▼

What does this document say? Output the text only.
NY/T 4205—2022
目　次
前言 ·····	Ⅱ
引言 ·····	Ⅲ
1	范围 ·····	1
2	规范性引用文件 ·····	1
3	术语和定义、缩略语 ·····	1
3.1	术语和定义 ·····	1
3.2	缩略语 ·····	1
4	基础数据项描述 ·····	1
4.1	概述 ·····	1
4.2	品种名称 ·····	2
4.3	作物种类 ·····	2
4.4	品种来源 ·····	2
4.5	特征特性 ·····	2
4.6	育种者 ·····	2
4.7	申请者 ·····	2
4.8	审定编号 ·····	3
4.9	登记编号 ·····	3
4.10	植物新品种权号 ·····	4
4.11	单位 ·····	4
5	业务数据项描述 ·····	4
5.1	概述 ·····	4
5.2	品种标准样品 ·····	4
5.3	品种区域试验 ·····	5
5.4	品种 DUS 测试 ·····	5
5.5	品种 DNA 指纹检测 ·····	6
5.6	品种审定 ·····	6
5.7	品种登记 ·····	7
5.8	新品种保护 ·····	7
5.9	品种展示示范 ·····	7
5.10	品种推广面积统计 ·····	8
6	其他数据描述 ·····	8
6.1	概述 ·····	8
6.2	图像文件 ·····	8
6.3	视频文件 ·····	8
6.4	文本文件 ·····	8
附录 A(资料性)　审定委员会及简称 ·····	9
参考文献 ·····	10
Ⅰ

▲

Directive:
Restate each record exactly as written.

Output of the task:
What does this document say? Output the text only.
NY/T 4205—2022
目　次
前言 ·····	Ⅱ
引言 ·····	Ⅲ
1	范围 ·····	1
2	规范性引用文件 ·····	1
3	术语和定义、缩略语 ·····	1
3.1	术语和定义 ·····	1
3.2	缩略语 ·····	1
4	基础数据项描述 ·····	1
4.1	概述 ·····	1
4.2	品种名称 ·····	2
4.3	作物种类 ·····	2
4.4	品种来源 ·····	2
4.5	特征特性 ·····	2
4.6	育种者 ·····	2
4.7	申请者 ·····	2
4.8	审定编号 ·····	3
4.9	登记编号 ·····	3
4.10	植物新品种权号 ·····	4
4.11	单位 ·····	4
5	业务数据项描述 ·····	4
5.1	概述 ·····	4
5.2	品种标准样品 ·····	4
5.3	品种区域试验 ·····	5
5.4	品种 DUS 测试 ·····	5
5.5	品种 DNA 指纹检测 ·····	6
5.6	品种审定 ·····	6
5.7	品种登记 ·····	7
5.8	新品种保护 ·····	7
5.9	品种展示示范 ·····	7
5.10	品种推广面积统计 ·····	8
6	其他数据描述 ·····	8
6.1	概述 ·····	8
6.2	图像文件 ·····	8
6.3	视频文件 ·····	8
6.4	文本文件 ·····	8
附录 A(资料性)　审定委员会及简称 ·····	9
参考文献 ·····	10
Ⅰ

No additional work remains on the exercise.